** EXERCISE AIM **
Repeat word for word the lines from the one holding "Type out the text in this image." through the end, both ends included, and leave out every picture.

** STORED DATA **
────────

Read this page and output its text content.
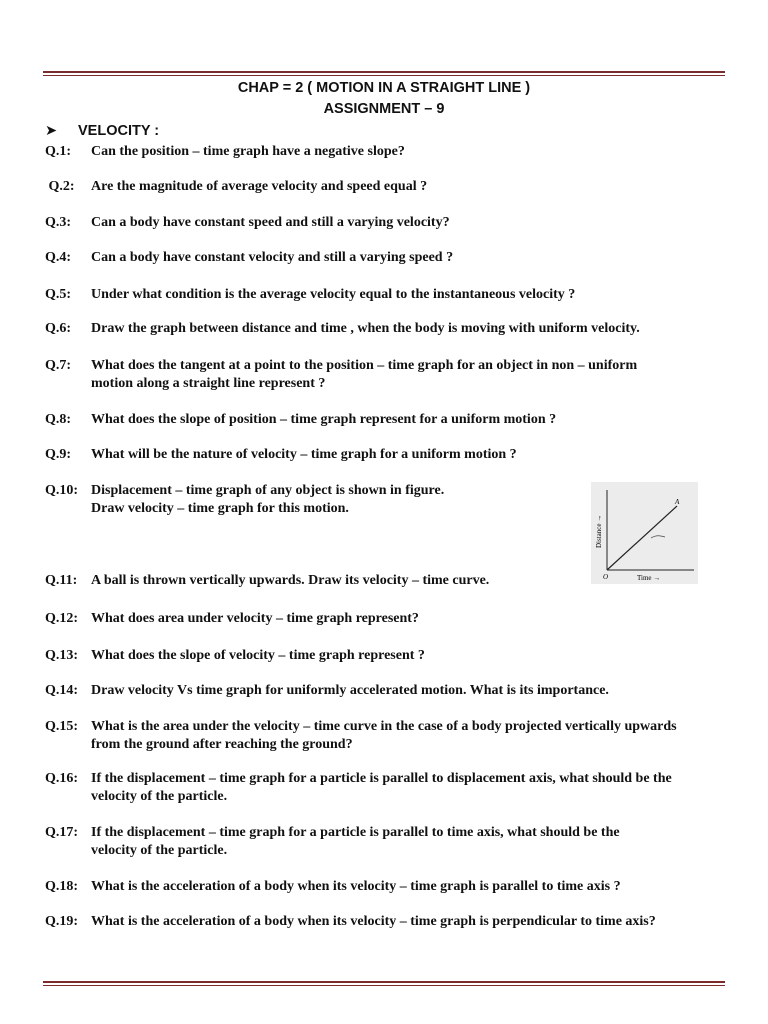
CHAP = 2 ( MOTION IN A STRAIGHT LINE )
ASSIGNMENT – 9
➤ VELOCITY :
Q.1: Can the position – time graph have a negative slope?
Q.2: Are the magnitude of average velocity and speed equal ?
Q.3: Can a body have constant speed and still a varying velocity?
Q.4: Can a body have constant velocity and still a varying speed ?
Q.5: Under what condition is the average velocity equal to the instantaneous velocity ?
Q.6: Draw the graph between distance and time , when the body is moving with uniform velocity.
Q.7: What does the tangent at a point to the position – time graph for an object in non – uniform
motion along a straight line represent ?
Q.8: What does the slope of position – time graph represent for a uniform motion ?
Q.9: What will be the nature of velocity – time graph for a uniform motion ?
Q.10: Displacement – time graph of any object is shown in figure.
Draw velocity – time graph for this motion.
Q.11: A ball is thrown vertically upwards. Draw its velocity – time curve.
Q.12: What does area under velocity – time graph represent?
Q.13: What does the slope of velocity – time graph represent ?
Q.14: Draw velocity Vs time graph for uniformly accelerated motion. What is its importance.
Q.15: What is the area under the velocity – time curve in the case of a body projected vertically upwards
from the ground after reaching the ground?
Q.16: If the displacement – time graph for a particle is parallel to displacement axis, what should be the
velocity of the particle.
Q.17: If the displacement – time graph for a particle is parallel to time axis, what should be the
velocity of the particle.
Q.18: What is the acceleration of a body when its velocity – time graph is parallel to time axis ?
Q.19: What is the acceleration of a body when its velocity – time graph is perpendicular to time axis?
A
O	Time →
Distance →
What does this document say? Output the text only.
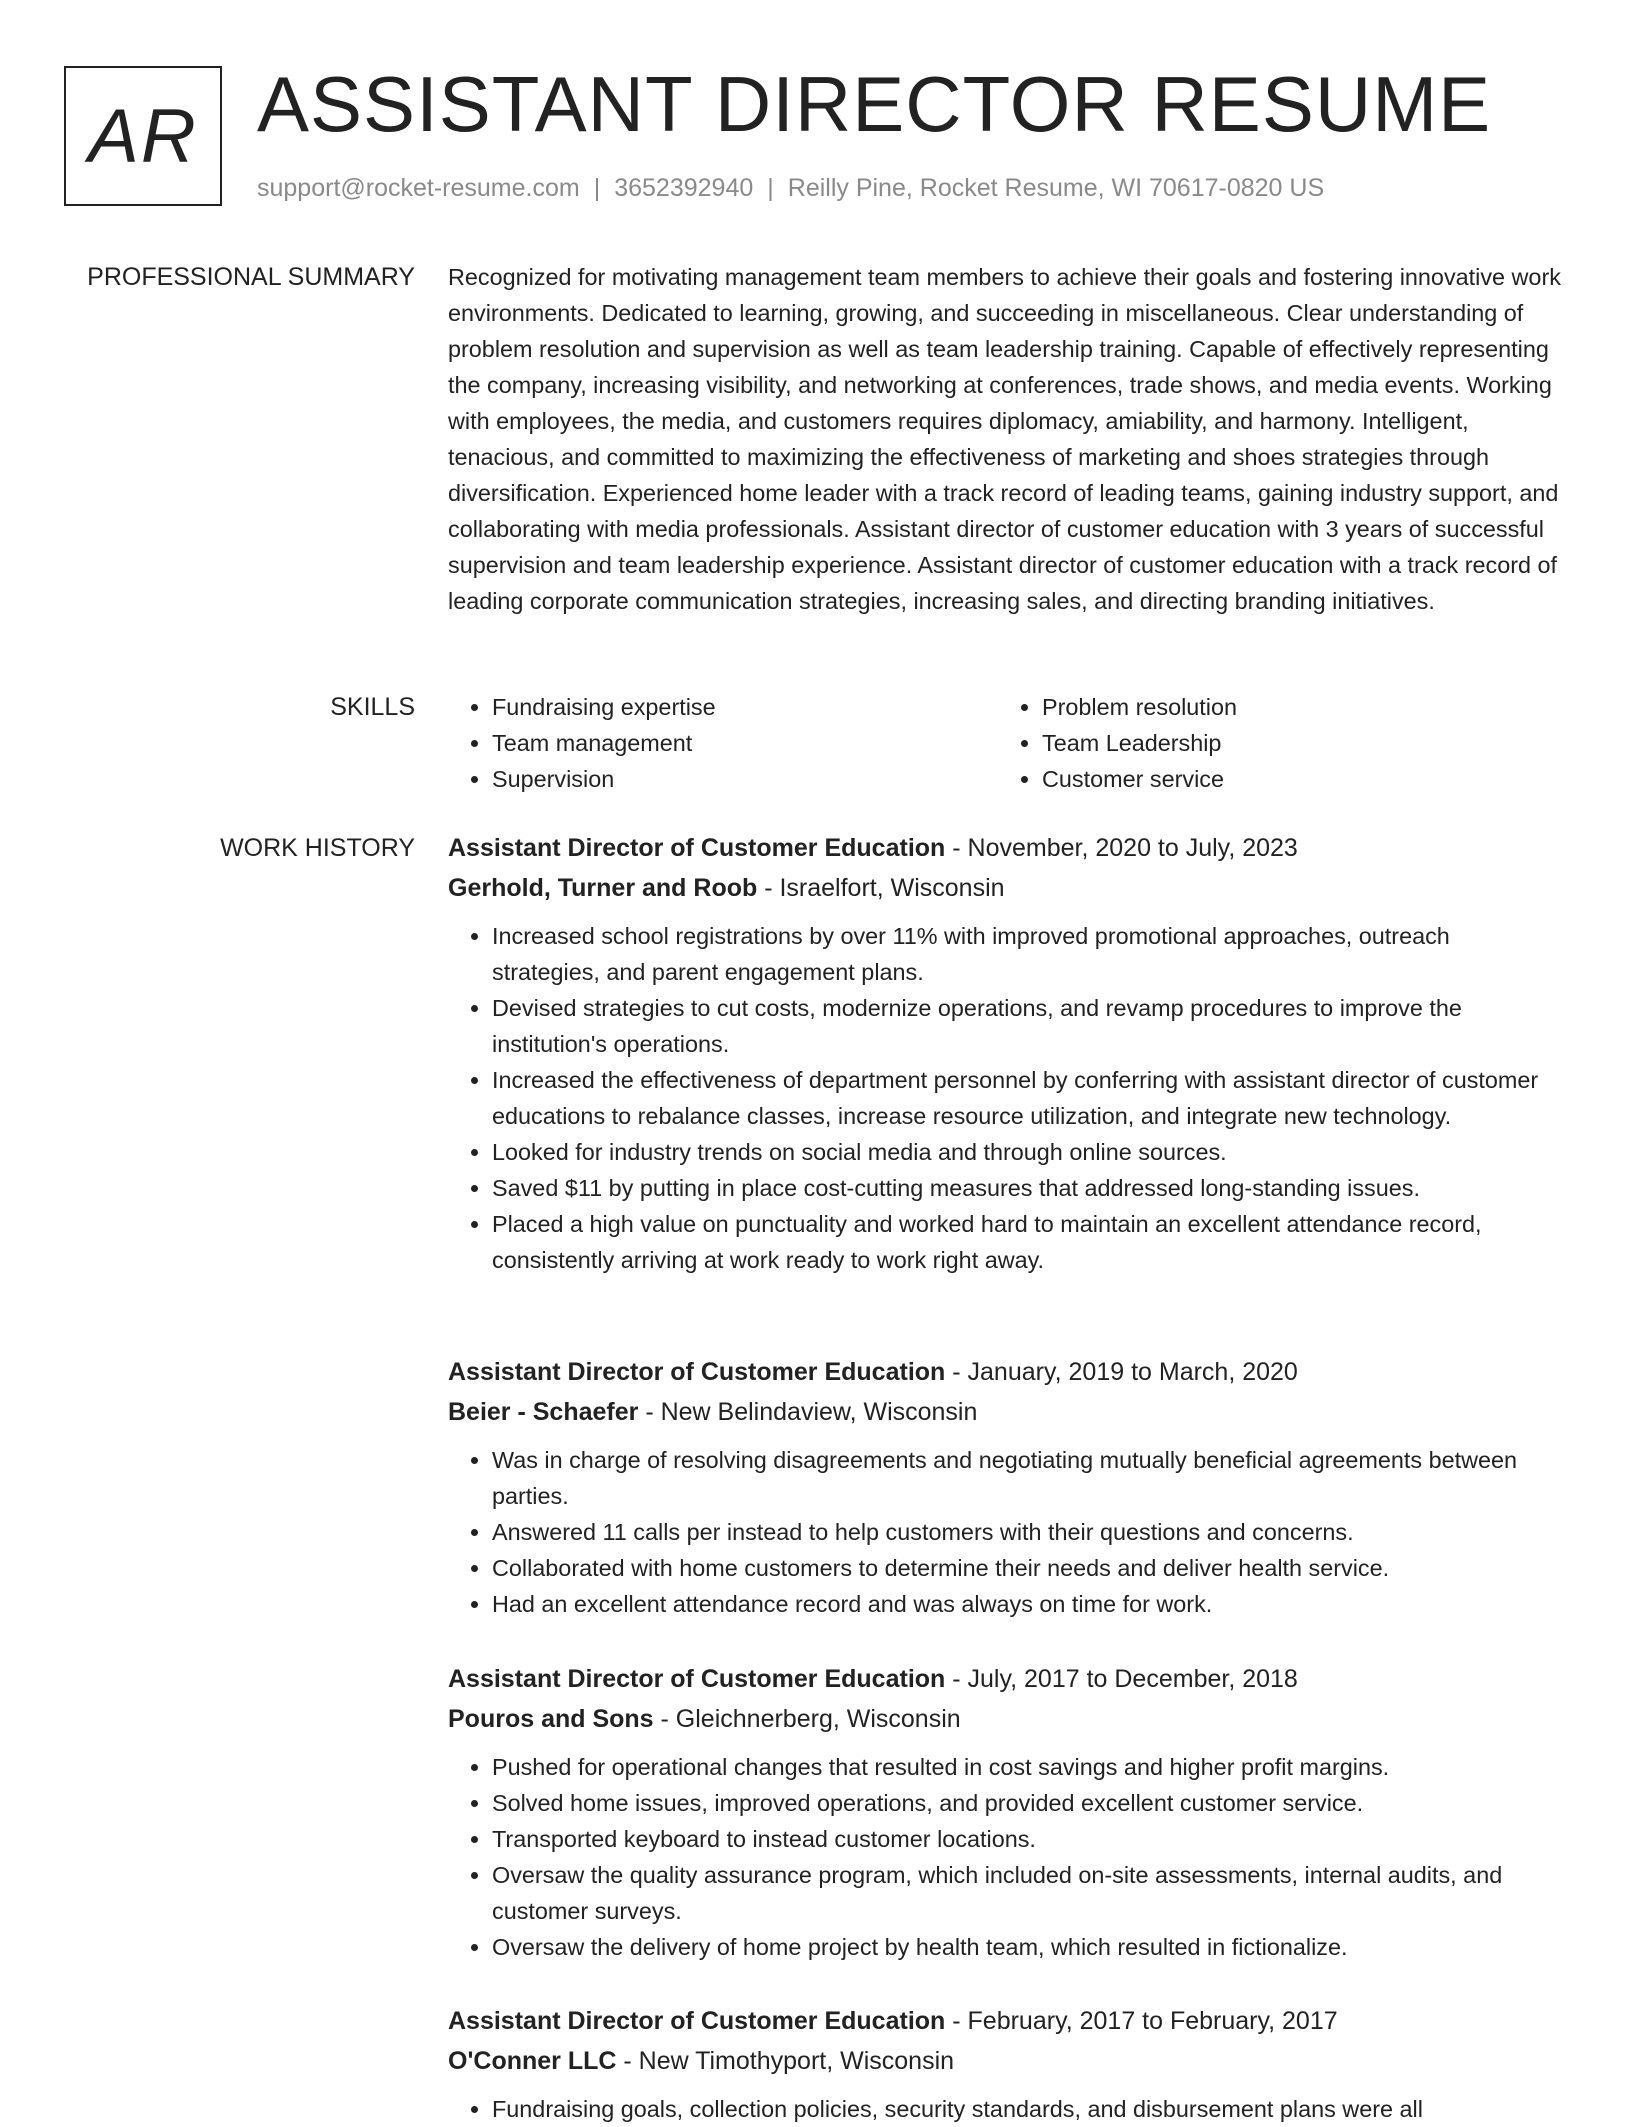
AR ASSISTANT DIRECTOR RESUME
support@rocket-resume.com | 3652392940 | Reilly Pine, Rocket Resume, WI 70617-0820 US
PROFESSIONAL SUMMARY Recognized for motivating management team members to achieve their goals and fostering innovative work environments. Dedicated to learning, growing, and succeeding in miscellaneous. Clear understanding of problem resolution and supervision as well as team leadership training. Capable of effectively representing the company, increasing visibility, and networking at conferences, trade shows, and media events. Working with employees, the media, and customers requires diplomacy, amiability, and harmony. Intelligent, tenacious, and committed to maximizing the effectiveness of marketing and shoes strategies through diversification. Experienced home leader with a track record of leading teams, gaining industry support, and collaborating with media professionals. Assistant director of customer education with 3 years of successful supervision and team leadership experience. Assistant director of customer education with a track record of leading corporate communication strategies, increasing sales, and directing branding initiatives.

SKILLS
•	Fundraising expertise
• Team management
• Supervision
• Problem resolution
• Team Leadership
• Customer service
WORK HISTORY Assistant Director of Customer Education - November, 2020 to July, 2023
Gerhold, Turner and Roob - Israelfort, Wisconsin
• Increased school registrations by over 11% with improved promotional approaches, outreach strategies, and parent engagement plans.
• Devised strategies to cut costs, modernize operations, and revamp procedures to improve the institution's operations.
• Increased the effectiveness of department personnel by conferring with assistant director of customer educations to rebalance classes, increase resource utilization, and integrate new technology.
• Looked for industry trends on social media and through online sources.
• Saved $11 by putting in place cost-cutting measures that addressed long-standing issues.
• Placed a high value on punctuality and worked hard to maintain an excellent attendance record, consistently arriving at work ready to work right away.
Assistant Director of Customer Education - January, 2019 to March, 2020
Beier - Schaefer - New Belindaview, Wisconsin
• Was in charge of resolving disagreements and negotiating mutually beneficial agreements between parties.
• Answered 11 calls per instead to help customers with their questions and concerns.
• Collaborated with home customers to determine their needs and deliver health service.
• Had an excellent attendance record and was always on time for work.
Assistant Director of Customer Education - July, 2017 to December, 2018
Pouros and Sons - Gleichnerberg, Wisconsin
• Pushed for operational changes that resulted in cost savings and higher profit margins.
• Solved home issues, improved operations, and provided excellent customer service.
• Transported keyboard to instead customer locations.
• Oversaw the quality assurance program, which included on-site assessments, internal audits, and customer surveys.
• Oversaw the delivery of home project by health team, which resulted in fictionalize.
Assistant Director of Customer Education - February, 2017 to February, 2017
O'Conner LLC - New Timothyport, Wisconsin
• Fundraising goals, collection policies, security standards, and disbursement plans were all
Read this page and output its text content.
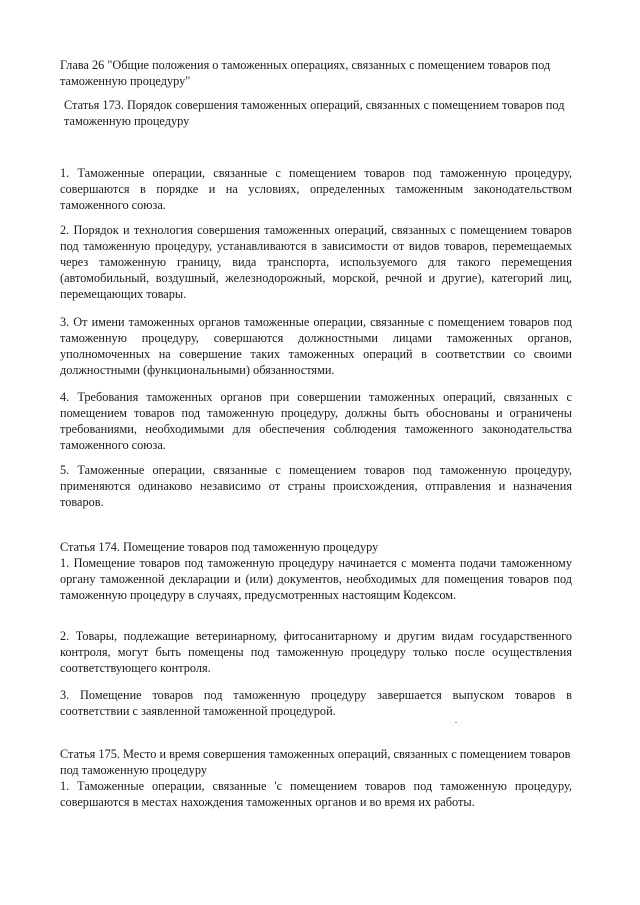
Глава 26 "Общие положения о таможенных операциях, связанных с помещением товаров под таможенную процедуру"

Статья 173. Порядок совершения таможенных операций, связанных с помещением товаров под таможенную процедуру

1. Таможенные операции, связанные с помещением товаров под таможенную процедуру, совершаются в порядке и на условиях, определенных таможенным законодательством таможенного союза.

2. Порядок и технология совершения таможенных операций, связанных с помещением товаров под таможенную процедуру, устанавливаются в зависимости от видов товаров, перемещаемых через таможенную границу, вида транспорта, используемого для такого перемещения (автомобильный, воздушный, железнодорожный, морской, речной и другие), категорий лиц, перемещающих товары.

3. От имени таможенных органов таможенные операции, связанные с помещением товаров под таможенную процедуру, совершаются должностными лицами таможенных органов, уполномоченных на совершение таких таможенных операций в соответствии со своими должностными (функциональными) обязанностями.

4. Требования таможенных органов при совершении таможенных операций, связанных с помещением товаров под таможенную процедуру, должны быть обоснованы и ограничены требованиями, необходимыми для обеспечения соблюдения таможенного законодательства таможенного союза.

5. Таможенные операции, связанные с помещением товаров под таможенную процедуру, применяются одинаково независимо от страны происхождения, отправления и назначения товаров.

Статья 174. Помещение товаров под таможенную процедуру

1. Помещение товаров под таможенную процедуру начинается с момента подачи таможенному органу таможенной декларации и (или) документов, необходимых для помещения товаров под таможенную процедуру в случаях, предусмотренных настоящим Кодексом.

2. Товары, подлежащие ветеринарному, фитосанитарному и другим видам государственного контроля, могут быть помещены под таможенную процедуру только после осуществления соответствующего контроля.

3. Помещение товаров под таможенную процедуру завершается выпуском товаров в соответствии с заявленной таможенной процедурой.

Статья 175. Место и время совершения таможенных операций, связанных с помещением товаров под таможенную процедуру

1. Таможенные операции, связанные 'с помещением товаров под таможенную процедуру, совершаются в местах нахождения таможенных органов и во время их работы.
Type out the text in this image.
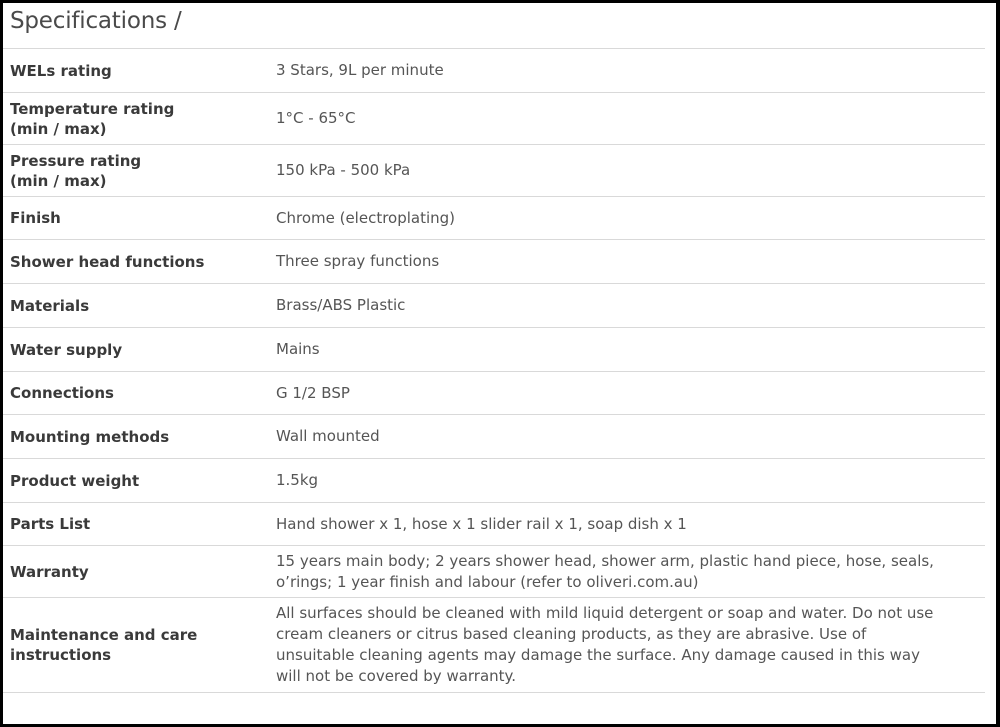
Specifications /
WELs rating	3 Stars, 9L per minute
Temperature rating
(min / max)	1°C - 65°C
Pressure rating
(min / max)	150 kPa - 500 kPa
Finish	Chrome (electroplating)
Shower head functions	Three spray functions
Materials	Brass/ABS Plastic
Water supply	Mains
Connections	G 1/2 BSP
Mounting methods	Wall mounted
Product weight	1.5kg
Parts List	Hand shower x 1, hose x 1 slider rail x 1, soap dish x 1
Warranty	15 years main body; 2 years shower head, shower arm, plastic hand piece, hose, seals, o’rings; 1 year finish and labour (refer to oliveri.com.au)
Maintenance and care
instructions	All surfaces should be cleaned with mild liquid detergent or soap and water. Do not use cream cleaners or citrus based cleaning products, as they are abrasive. Use of unsuitable cleaning agents may damage the surface. Any damage caused in this way will not be covered by warranty.
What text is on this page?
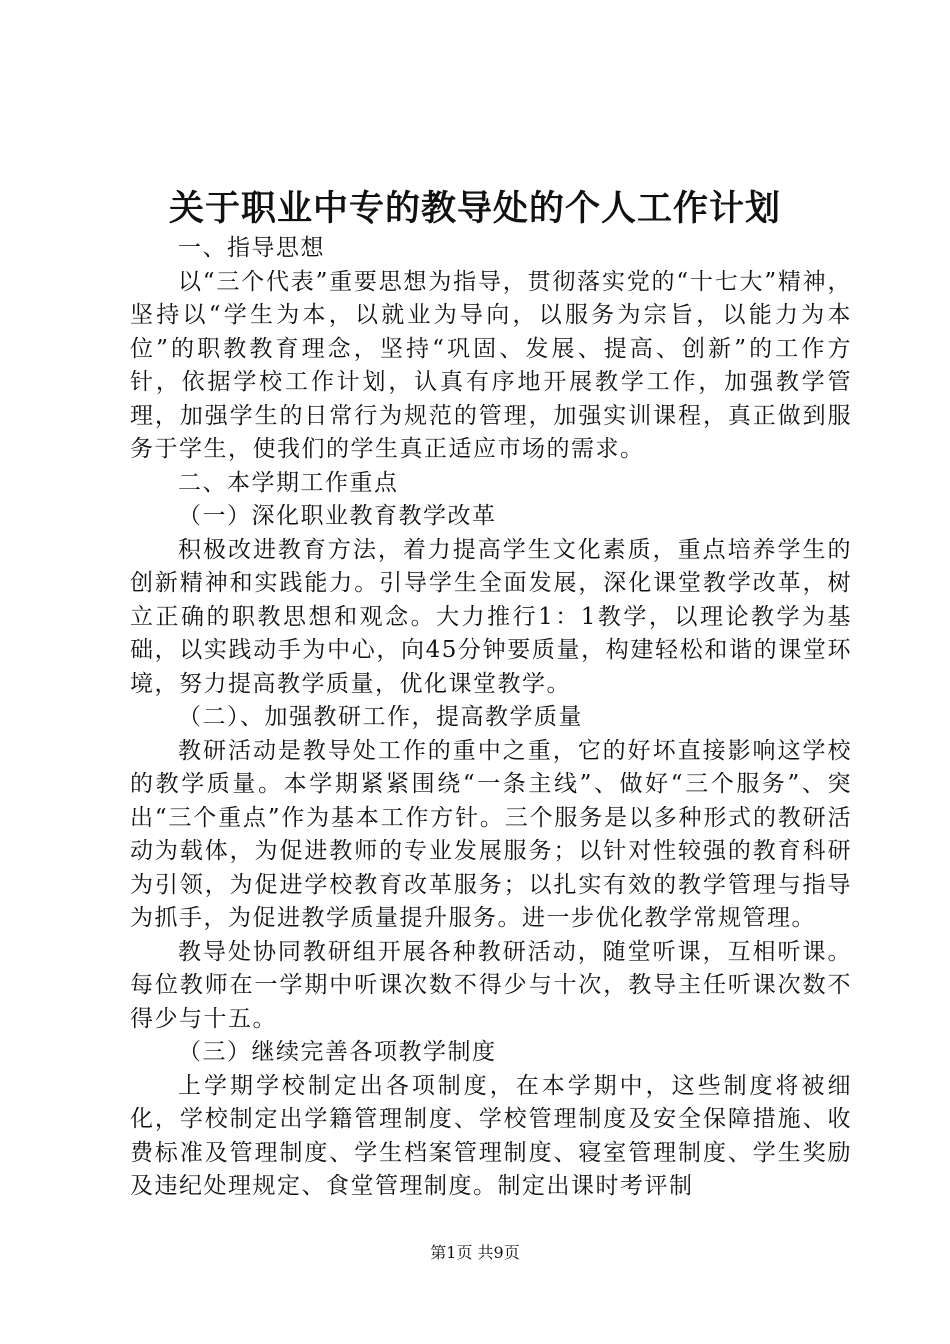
关于职业中专的教导处的个人工作计划

一、指导思想

以“三个代表”重要思想为指导，贯彻落实党的“十七大”精神，坚持以“学生为本，以就业为导向，以服务为宗旨，以能力为本位”的职教教育理念，坚持“巩固、发展、提高、创新”的工作方针，依据学校工作计划，认真有序地开展教学工作，加强教学管理，加强学生的日常行为规范的管理，加强实训课程，真正做到服务于学生，使我们的学生真正适应市场的需求。

二、本学期工作重点

（一）深化职业教育教学改革

积极改进教育方法，着力提高学生文化素质，重点培养学生的创新精神和实践能力。引导学生全面发展，深化课堂教学改革，树立正确的职教思想和观念。大力推行1：1教学，以理论教学为基础，以实践动手为中心，向45分钟要质量，构建轻松和谐的课堂环境，努力提高教学质量，优化课堂教学。

（二）、加强教研工作，提高教学质量

教研活动是教导处工作的重中之重，它的好坏直接影响这学校的教学质量。本学期紧紧围绕“一条主线”、做好“三个服务”、突出“三个重点”作为基本工作方针。三个服务是以多种形式的教研活动为载体，为促进教师的专业发展服务；以针对性较强的教育科研为引领，为促进学校教育改革服务；以扎实有效的教学管理与指导为抓手，为促进教学质量提升服务。进一步优化教学常规管理。

教导处协同教研组开展各种教研活动，随堂听课，互相听课。每位教师在一学期中听课次数不得少与十次，教导主任听课次数不得少与十五。

（三）继续完善各项教学制度

上学期学校制定出各项制度，在本学期中，这些制度将被细化，学校制定出学籍管理制度、学校管理制度及安全保障措施、收费标准及管理制度、学生档案管理制度、寝室管理制度、学生奖励及违纪处理规定、食堂管理制度。制定出课时考评制

第1页 共9页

────────

** WRITTEN RESPONSE **
Type out the text in this image.
Specifications /
WELs rating	3 Stars, 9L per minute
Temperature rating
(min / max)	1°C - 65°C
Pressure rating
(min / max)	150 kPa - 500 kPa
Finish	Chrome (electroplating)
Shower head functions	Three spray functions
Materials	Brass/ABS Plastic
Water supply	Mains
Connections	G 1/2 BSP
Mounting methods	Wall mounted
Product weight	1.5kg
Parts List	Hand shower x 1, hose x 1 slider rail x 1, soap dish x 1
Warranty	15 years main body; 2 years shower head, shower arm, plastic hand piece, hose, seals, o’rings; 1 year finish and labour (refer to oliveri.com.au)
Maintenance and care
instructions	All surfaces should be cleaned with mild liquid detergent or soap and water. Do not use cream cleaners or citrus based cleaning products, as they are abrasive. Use of unsuitable cleaning agents may damage the surface. Any damage caused in this way will not be covered by warranty.
What text is on this page?
关于职业中专的教导处的个人工作计划

一、指导思想

以“三个代表”重要思想为指导，贯彻落实党的“十七大”精神，坚持以“学生为本，以就业为导向，以服务为宗旨，以能力为本位”的职教教育理念，坚持“巩固、发展、提高、创新”的工作方针，依据学校工作计划，认真有序地开展教学工作，加强教学管理，加强学生的日常行为规范的管理，加强实训课程，真正做到服务于学生，使我们的学生真正适应市场的需求。

二、本学期工作重点

（一）深化职业教育教学改革

积极改进教育方法，着力提高学生文化素质，重点培养学生的创新精神和实践能力。引导学生全面发展，深化课堂教学改革，树立正确的职教思想和观念。大力推行1：1教学，以理论教学为基础，以实践动手为中心，向45分钟要质量，构建轻松和谐的课堂环境，努力提高教学质量，优化课堂教学。

（二）、加强教研工作，提高教学质量

教研活动是教导处工作的重中之重，它的好坏直接影响这学校的教学质量。本学期紧紧围绕“一条主线”、做好“三个服务”、突出“三个重点”作为基本工作方针。三个服务是以多种形式的教研活动为载体，为促进教师的专业发展服务；以针对性较强的教育科研为引领，为促进学校教育改革服务；以扎实有效的教学管理与指导为抓手，为促进教学质量提升服务。进一步优化教学常规管理。

教导处协同教研组开展各种教研活动，随堂听课，互相听课。每位教师在一学期中听课次数不得少与十次，教导主任听课次数不得少与十五。

（三）继续完善各项教学制度

上学期学校制定出各项制度，在本学期中，这些制度将被细化，学校制定出学籍管理制度、学校管理制度及安全保障措施、收费标准及管理制度、学生档案管理制度、寝室管理制度、学生奖励及违纪处理规定、食堂管理制度。制定出课时考评制

第1页 共9页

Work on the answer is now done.